_Your assignment_.
Read the records below and copy each line that contains "retractor".

_Data shown_.
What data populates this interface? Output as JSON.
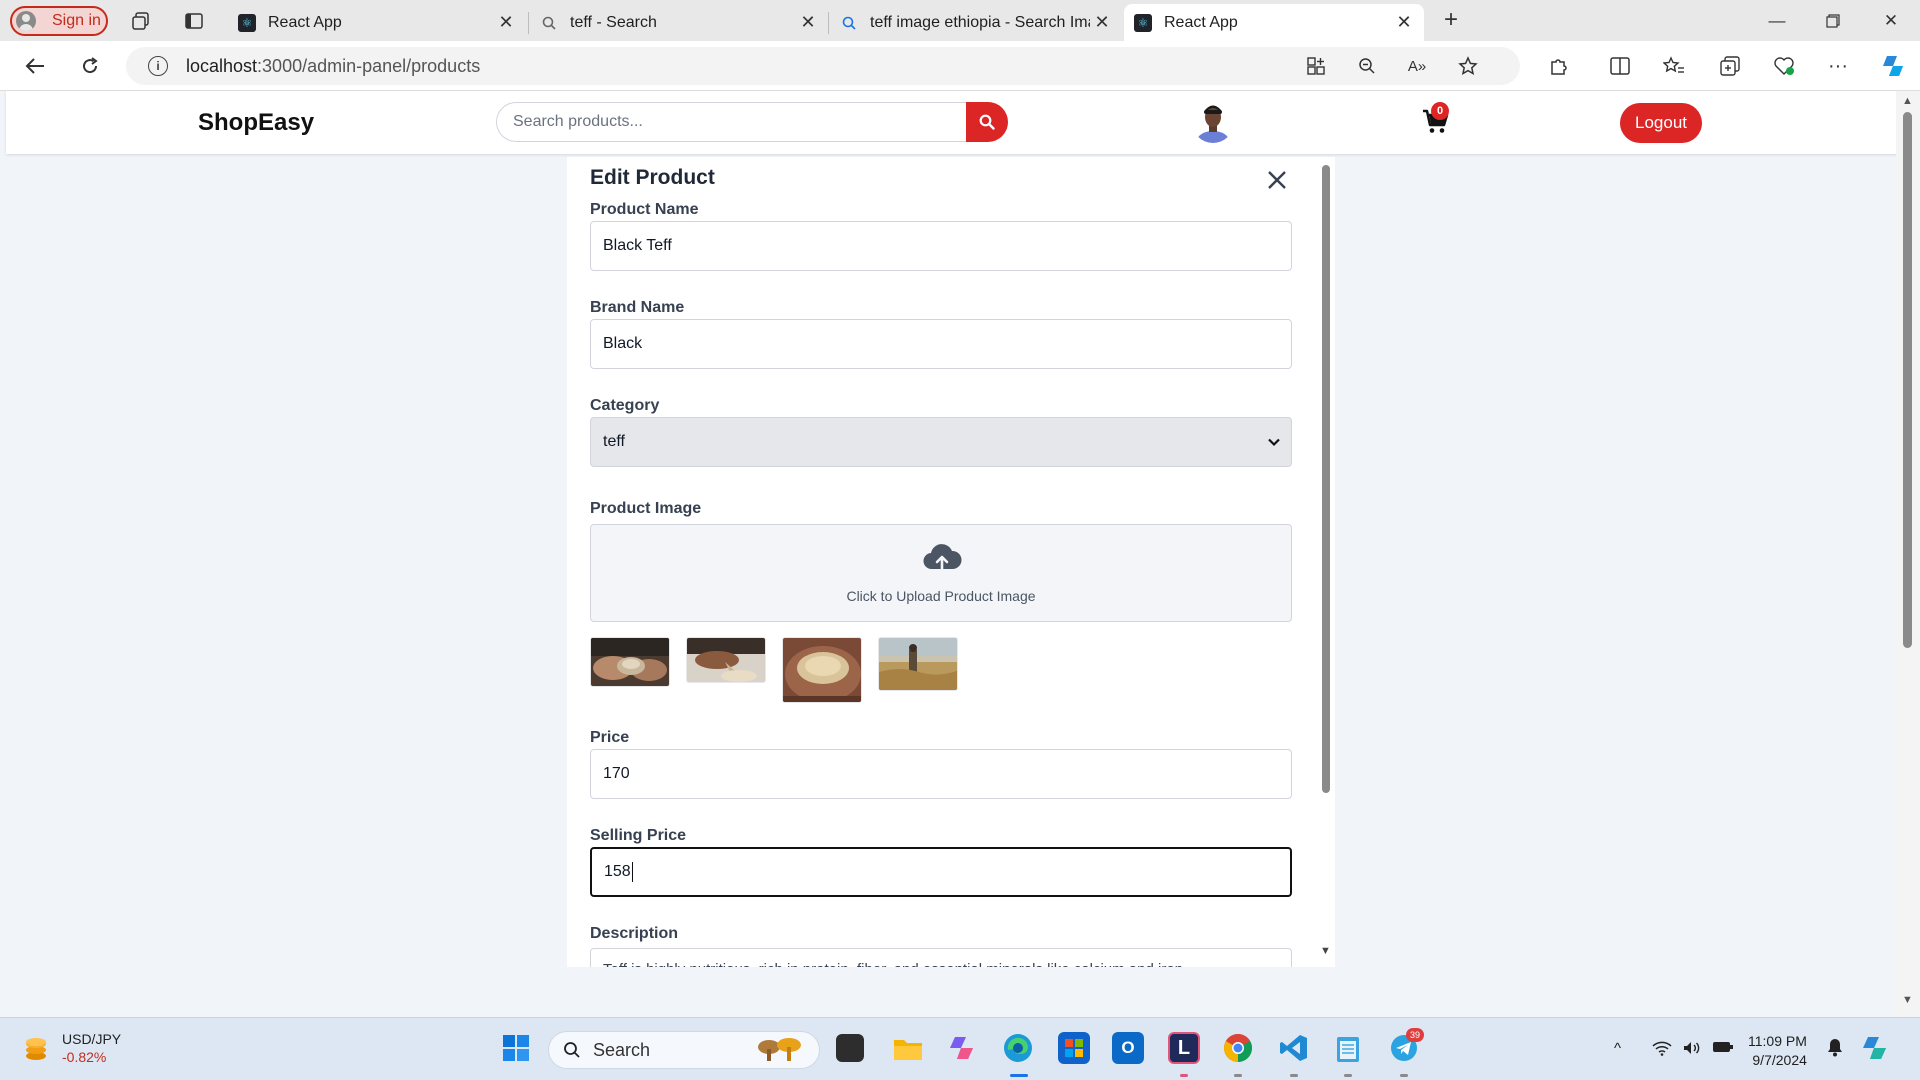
{
  "browser": {
    "signin_label": "Sign in",
    "tabs": [
      {
        "title": "React App",
        "active": false
      },
      {
        "title": "teff - Search",
        "active": false
      },
      {
        "title": "teff image ethiopia - Search Imag",
        "active": false
      },
      {
        "title": "React App",
        "active": true
      }
    ],
    "url_host": "localhost",
    "url_path": ":3000/admin-panel/products"
  },
  "header": {
    "logo": "ShopEasy",
    "search_placeholder": "Search products...",
    "cart_count": "0",
    "logout_label": "Logout"
  },
  "modal": {
    "title": "Edit Product",
    "product_name_label": "Product Name",
    "product_name_value": "Black Teff",
    "brand_name_label": "Brand Name",
    "brand_name_value": "Black",
    "category_label": "Category",
    "category_value": "teff",
    "product_image_label": "Product Image",
    "upload_text": "Click to Upload Product Image",
    "images": [
      "teff-hands-photo",
      "teff-pour-photo",
      "teff-grain-palm-photo",
      "teff-field-photo"
    ],
    "price_label": "Price",
    "price_value": "170",
    "selling_price_label": "Selling Price",
    "selling_price_value": "158",
    "description_label": "Description",
    "description_value": "Teff is highly nutritious, rich in protein, fiber, and essential minerals like calcium and iron"
  },
  "taskbar": {
    "widget_pair": "USD/JPY",
    "widget_change": "-0.82%",
    "search_label": "Search",
    "telegram_badge": "39",
    "time": "11:09 PM",
    "date": "9/7/2024"
  },
  "colors": {
    "accent_red": "#dc2626",
    "page_bg": "#f1f5f9"
  }
}
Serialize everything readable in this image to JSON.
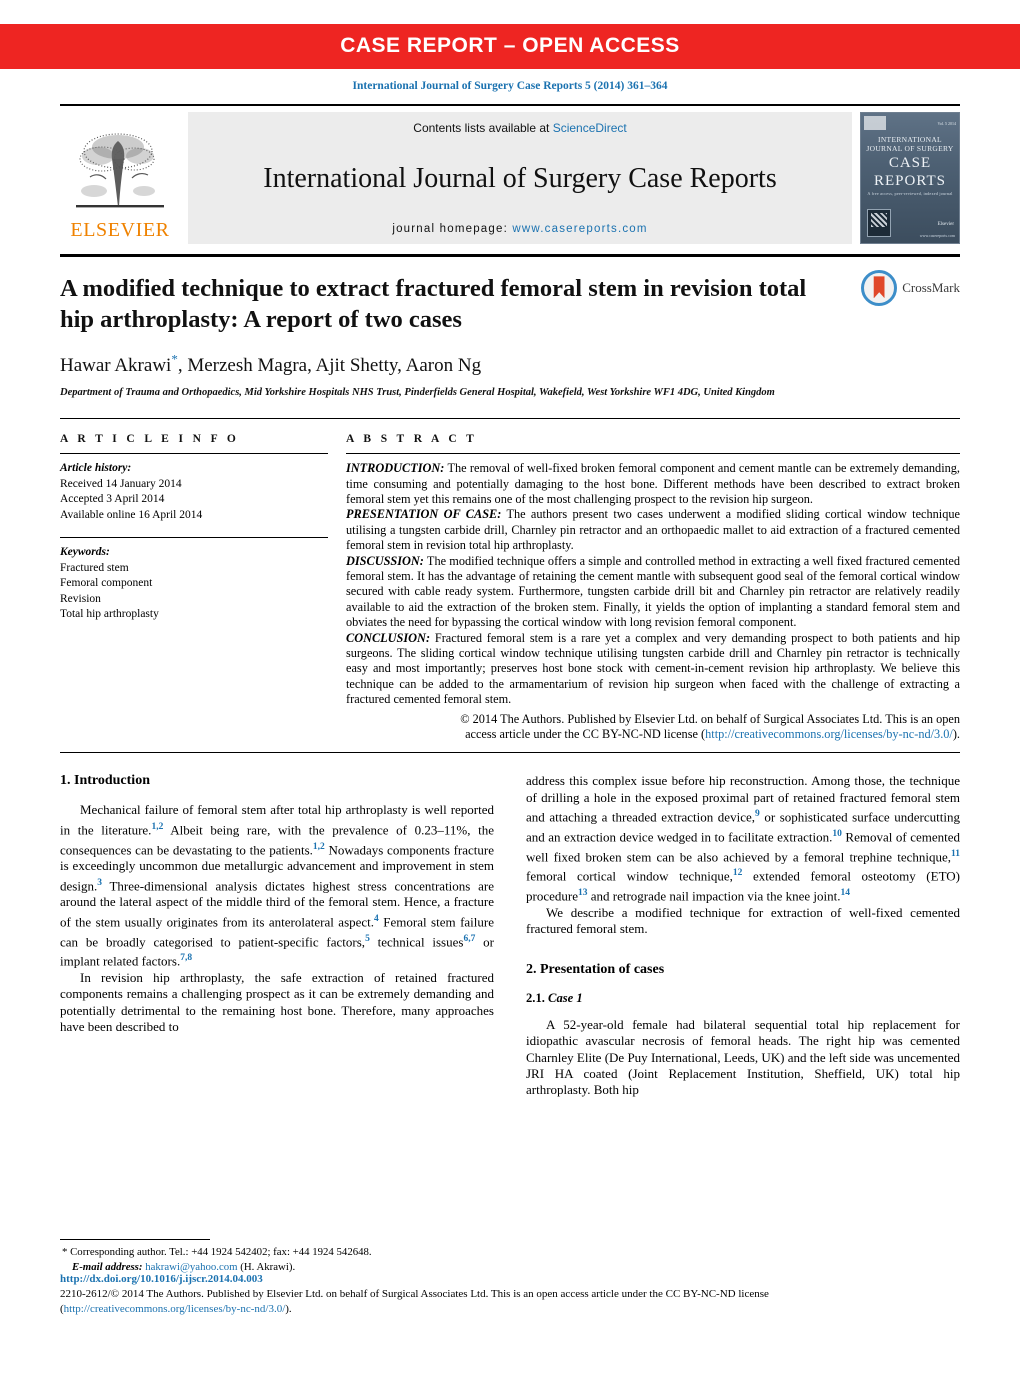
{
  "banner": {
    "text": "CASE REPORT – OPEN ACCESS"
  },
  "journal_ref": "International Journal of Surgery Case Reports 5 (2014) 361–364",
  "masthead": {
    "publisher_name": "ELSEVIER",
    "contents_prefix": "Contents lists available at ",
    "contents_link": "ScienceDirect",
    "journal_title": "International Journal of Surgery Case Reports",
    "homepage_prefix": "journal homepage: ",
    "homepage_url": "www.casereports.com",
    "cover": {
      "line1": "INTERNATIONAL JOURNAL OF SURGERY",
      "line2a": "CASE",
      "line2b": "REPORTS",
      "line3": "A free access, peer-reviewed, indexed journal",
      "brand": "Elsevier",
      "url": "www.casereports.com"
    }
  },
  "article": {
    "title": "A modified technique to extract fractured femoral stem in revision total hip arthroplasty: A report of two cases",
    "authors": "Hawar Akrawi, Merzesh Magra, Ajit Shetty, Aaron Ng",
    "corresponding_marker": "*",
    "affiliation": "Department of Trauma and Orthopaedics, Mid Yorkshire Hospitals NHS Trust, Pinderfields General Hospital, Wakefield, West Yorkshire WF1 4DG, United Kingdom",
    "crossmark_label": "CrossMark"
  },
  "article_info": {
    "heading": "A R T I C L E  I N F O",
    "history_label": "Article history:",
    "history": [
      "Received 14 January 2014",
      "Accepted 3 April 2014",
      "Available online 16 April 2014"
    ],
    "keywords_label": "Keywords:",
    "keywords": [
      "Fractured stem",
      "Femoral component",
      "Revision",
      "Total hip arthroplasty"
    ]
  },
  "abstract": {
    "heading": "A B S T R A C T",
    "sections": [
      {
        "label": "INTRODUCTION:",
        "text": " The removal of well-fixed broken femoral component and cement mantle can be extremely demanding, time consuming and potentially damaging to the host bone. Different methods have been described to extract broken femoral stem yet this remains one of the most challenging prospect to the revision hip surgeon."
      },
      {
        "label": "PRESENTATION OF CASE:",
        "text": " The authors present two cases underwent a modified sliding cortical window technique utilising a tungsten carbide drill, Charnley pin retractor and an orthopaedic mallet to aid extraction of a fractured cemented femoral stem in revision total hip arthroplasty."
      },
      {
        "label": "DISCUSSION:",
        "text": " The modified technique offers a simple and controlled method in extracting a well fixed fractured cemented femoral stem. It has the advantage of retaining the cement mantle with subsequent good seal of the femoral cortical window secured with cable ready system. Furthermore, tungsten carbide drill bit and Charnley pin retractor are relatively readily available to aid the extraction of the broken stem. Finally, it yields the option of implanting a standard femoral stem and obviates the need for bypassing the cortical window with long revision femoral component."
      },
      {
        "label": "CONCLUSION:",
        "text": " Fractured femoral stem is a rare yet a complex and very demanding prospect to both patients and hip surgeons. The sliding cortical window technique utilising tungsten carbide drill and Charnley pin retractor is technically easy and most importantly; preserves host bone stock with cement-in-cement revision hip arthroplasty. We believe this technique can be added to the armamentarium of revision hip surgeon when faced with the challenge of extracting a fractured cemented femoral stem."
      }
    ],
    "copyright_line1": "© 2014 The Authors. Published by Elsevier Ltd. on behalf of Surgical Associates Ltd. This is an open",
    "copyright_line2_prefix": "access article under the CC BY-NC-ND license (",
    "copyright_link": "http://creativecommons.org/licenses/by-nc-nd/3.0/",
    "copyright_line2_suffix": ")."
  },
  "body": {
    "left": {
      "section1_heading": "1.  Introduction",
      "para1_a": "Mechanical failure of femoral stem after total hip arthroplasty is well reported in the literature.",
      "para1_ref1": "1,2",
      "para1_b": " Albeit being rare, with the prevalence of 0.23–11%, the consequences can be devastating to the patients.",
      "para1_ref2": "1,2",
      "para1_c": " Nowadays components fracture is exceedingly uncommon due metallurgic advancement and improvement in stem design.",
      "para1_ref3": "3",
      "para1_d": " Three-dimensional analysis dictates highest stress concentrations are around the lateral aspect of the middle third of the femoral stem. Hence, a fracture of the stem usually originates from its anterolateral aspect.",
      "para1_ref4": "4",
      "para1_e": " Femoral stem failure can be broadly categorised to patient-specific factors,",
      "para1_ref5": "5",
      "para1_f": " technical issues",
      "para1_ref6": "6,7",
      "para1_g": " or implant related factors.",
      "para1_ref7": "7,8",
      "para2": "In revision hip arthroplasty, the safe extraction of retained fractured components remains a challenging prospect as it can be extremely demanding and potentially detrimental to the remaining host bone. Therefore, many approaches have been described to"
    },
    "right": {
      "para3_a": "address this complex issue before hip reconstruction. Among those, the technique of drilling a hole in the exposed proximal part of retained fractured femoral stem and attaching a threaded extraction device,",
      "para3_ref9": "9",
      "para3_b": " or sophisticated surface undercutting and an extraction device wedged in to facilitate extraction.",
      "para3_ref10": "10",
      "para3_c": " Removal of cemented well fixed broken stem can be also achieved by a femoral trephine technique,",
      "para3_ref11": "11",
      "para3_d": " femoral cortical window technique,",
      "para3_ref12": "12",
      "para3_e": " extended femoral osteotomy (ETO) procedure",
      "para3_ref13": "13",
      "para3_f": " and retrograde nail impaction via the knee joint.",
      "para3_ref14": "14",
      "para4": "We describe a modified technique for extraction of well-fixed cemented fractured femoral stem.",
      "section2_heading": "2.  Presentation of cases",
      "subsection_num": "2.1. ",
      "subsection_title": "Case 1",
      "para5": "A 52-year-old female had bilateral sequential total hip replacement for idiopathic avascular necrosis of femoral heads. The right hip was cemented Charnley Elite (De Puy International, Leeds, UK) and the left side was uncemented JRI HA coated (Joint Replacement Institution, Sheffield, UK) total hip arthroplasty. Both hip"
    }
  },
  "footnote": {
    "star": "*",
    "corresponding": " Corresponding author. Tel.: +44 1924 542402; fax: +44 1924 542648.",
    "email_label": "E-mail address:",
    "email": "hakrawi@yahoo.com",
    "email_suffix": " (H. Akrawi)."
  },
  "footer": {
    "doi": "http://dx.doi.org/10.1016/j.ijscr.2014.04.003",
    "line1": "2210-2612/© 2014 The Authors. Published by Elsevier Ltd. on behalf of Surgical Associates Ltd. This is an open access article under the CC BY-NC-ND license",
    "line2_open": "(",
    "line2_link": "http://creativecommons.org/licenses/by-nc-nd/3.0/",
    "line2_close": ")."
  },
  "colors": {
    "banner_red": "#ee2522",
    "link_blue": "#1b72b0",
    "elsevier_orange": "#ef8200",
    "masthead_gray": "#ececec"
  }
}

_Result below_.
        "text": " The authors present two cases underwent a modified sliding cortical window technique utilising a tungsten carbide drill, Charnley pin retractor and an orthopaedic mallet to aid extraction of a fractured cemented femoral stem in revision total hip arthroplasty."
        "text": " The modified technique offers a simple and controlled method in extracting a well fixed fractured cemented femoral stem. It has the advantage of retaining the cement mantle with subsequent good seal of the femoral cortical window secured with cable ready system. Furthermore, tungsten carbide drill bit and Charnley pin retractor are relatively readily available to aid the extraction of the broken stem. Finally, it yields the option of implanting a standard femoral stem and obviates the need for bypassing the cortical window with long revision femoral component."
        "text": " Fractured femoral stem is a rare yet a complex and very demanding prospect to both patients and hip surgeons. The sliding cortical window technique utilising tungsten carbide drill and Charnley pin retractor is technically easy and most importantly; preserves host bone stock with cement-in-cement revision hip arthroplasty. We believe this technique can be added to the armamentarium of revision hip surgeon when faced with the challenge of extracting a fractured cemented femoral stem."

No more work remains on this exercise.